- **TASK INSTRUCTIONS**
Look through the lines below and extract each one that contains "vessels".

BEGIN ENTRIES SHOWN

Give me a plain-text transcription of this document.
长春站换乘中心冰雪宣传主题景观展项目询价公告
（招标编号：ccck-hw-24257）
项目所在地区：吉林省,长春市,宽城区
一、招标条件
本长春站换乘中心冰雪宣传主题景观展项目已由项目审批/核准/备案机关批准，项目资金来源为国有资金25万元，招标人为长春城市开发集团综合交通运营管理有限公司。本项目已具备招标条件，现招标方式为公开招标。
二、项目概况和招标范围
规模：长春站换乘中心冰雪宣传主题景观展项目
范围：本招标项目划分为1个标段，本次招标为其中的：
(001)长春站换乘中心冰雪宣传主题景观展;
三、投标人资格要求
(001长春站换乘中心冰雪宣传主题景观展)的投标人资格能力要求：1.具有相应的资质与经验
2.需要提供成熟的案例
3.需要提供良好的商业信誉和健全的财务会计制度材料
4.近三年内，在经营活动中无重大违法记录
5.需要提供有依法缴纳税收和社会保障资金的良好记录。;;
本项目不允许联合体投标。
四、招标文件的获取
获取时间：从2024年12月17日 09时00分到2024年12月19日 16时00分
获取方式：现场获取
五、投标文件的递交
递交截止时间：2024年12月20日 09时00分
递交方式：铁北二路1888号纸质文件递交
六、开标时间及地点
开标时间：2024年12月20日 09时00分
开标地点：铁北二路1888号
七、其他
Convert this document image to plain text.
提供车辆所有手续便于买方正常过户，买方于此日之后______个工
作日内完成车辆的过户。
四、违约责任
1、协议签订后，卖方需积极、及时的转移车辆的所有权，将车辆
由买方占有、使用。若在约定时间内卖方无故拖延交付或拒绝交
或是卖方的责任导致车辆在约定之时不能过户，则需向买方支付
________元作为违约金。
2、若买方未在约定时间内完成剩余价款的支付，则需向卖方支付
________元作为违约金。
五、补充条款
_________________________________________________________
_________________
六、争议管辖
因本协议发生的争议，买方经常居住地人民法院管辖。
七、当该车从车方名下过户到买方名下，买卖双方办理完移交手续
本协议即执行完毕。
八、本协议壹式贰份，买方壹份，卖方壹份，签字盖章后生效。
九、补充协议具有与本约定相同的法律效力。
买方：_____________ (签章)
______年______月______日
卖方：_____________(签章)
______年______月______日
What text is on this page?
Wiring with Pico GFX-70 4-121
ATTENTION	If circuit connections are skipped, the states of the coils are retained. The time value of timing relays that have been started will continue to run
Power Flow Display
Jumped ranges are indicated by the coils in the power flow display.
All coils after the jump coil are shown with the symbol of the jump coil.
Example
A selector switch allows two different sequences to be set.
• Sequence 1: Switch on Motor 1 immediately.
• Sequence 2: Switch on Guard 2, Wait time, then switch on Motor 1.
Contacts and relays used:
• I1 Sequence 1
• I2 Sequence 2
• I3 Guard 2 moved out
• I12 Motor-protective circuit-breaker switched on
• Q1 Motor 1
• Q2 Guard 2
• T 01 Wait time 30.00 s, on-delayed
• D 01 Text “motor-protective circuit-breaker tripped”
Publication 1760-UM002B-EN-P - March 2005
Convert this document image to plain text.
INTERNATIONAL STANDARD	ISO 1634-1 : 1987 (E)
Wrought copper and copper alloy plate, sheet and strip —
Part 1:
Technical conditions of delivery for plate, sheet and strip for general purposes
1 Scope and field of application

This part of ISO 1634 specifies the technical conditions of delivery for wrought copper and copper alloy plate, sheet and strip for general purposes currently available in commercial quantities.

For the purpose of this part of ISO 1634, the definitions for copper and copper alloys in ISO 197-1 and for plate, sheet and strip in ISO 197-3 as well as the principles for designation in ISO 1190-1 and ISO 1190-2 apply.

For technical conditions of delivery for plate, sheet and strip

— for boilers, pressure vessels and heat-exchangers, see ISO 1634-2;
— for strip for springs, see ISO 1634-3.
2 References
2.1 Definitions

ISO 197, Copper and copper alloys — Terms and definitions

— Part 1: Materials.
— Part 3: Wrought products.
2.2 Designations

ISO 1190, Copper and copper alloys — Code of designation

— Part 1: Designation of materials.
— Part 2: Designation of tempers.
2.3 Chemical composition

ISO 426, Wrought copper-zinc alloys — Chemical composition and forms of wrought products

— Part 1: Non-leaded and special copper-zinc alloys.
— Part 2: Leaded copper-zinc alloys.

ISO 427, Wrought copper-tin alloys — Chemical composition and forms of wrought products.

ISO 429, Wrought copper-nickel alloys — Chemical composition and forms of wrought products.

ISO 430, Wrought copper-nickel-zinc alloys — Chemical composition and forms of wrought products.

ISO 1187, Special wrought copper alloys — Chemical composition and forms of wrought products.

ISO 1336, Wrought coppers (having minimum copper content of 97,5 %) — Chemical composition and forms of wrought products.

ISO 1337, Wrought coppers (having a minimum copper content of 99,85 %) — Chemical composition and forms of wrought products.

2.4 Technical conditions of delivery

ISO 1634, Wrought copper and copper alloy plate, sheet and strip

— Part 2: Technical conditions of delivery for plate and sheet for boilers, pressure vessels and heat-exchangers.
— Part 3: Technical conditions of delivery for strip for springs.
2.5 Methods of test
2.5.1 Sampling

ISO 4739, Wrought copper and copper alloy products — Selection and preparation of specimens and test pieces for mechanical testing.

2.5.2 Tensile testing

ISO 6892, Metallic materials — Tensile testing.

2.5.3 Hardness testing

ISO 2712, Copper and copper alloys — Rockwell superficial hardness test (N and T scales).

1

END ENTRIES SHOWN

- **ANSWER IN FULL**
— for boilers, pressure vessels and heat-exchangers, see ISO 1634-2;
— Part 2: Technical conditions of delivery for plate and sheet for boilers, pressure vessels and heat-exchangers.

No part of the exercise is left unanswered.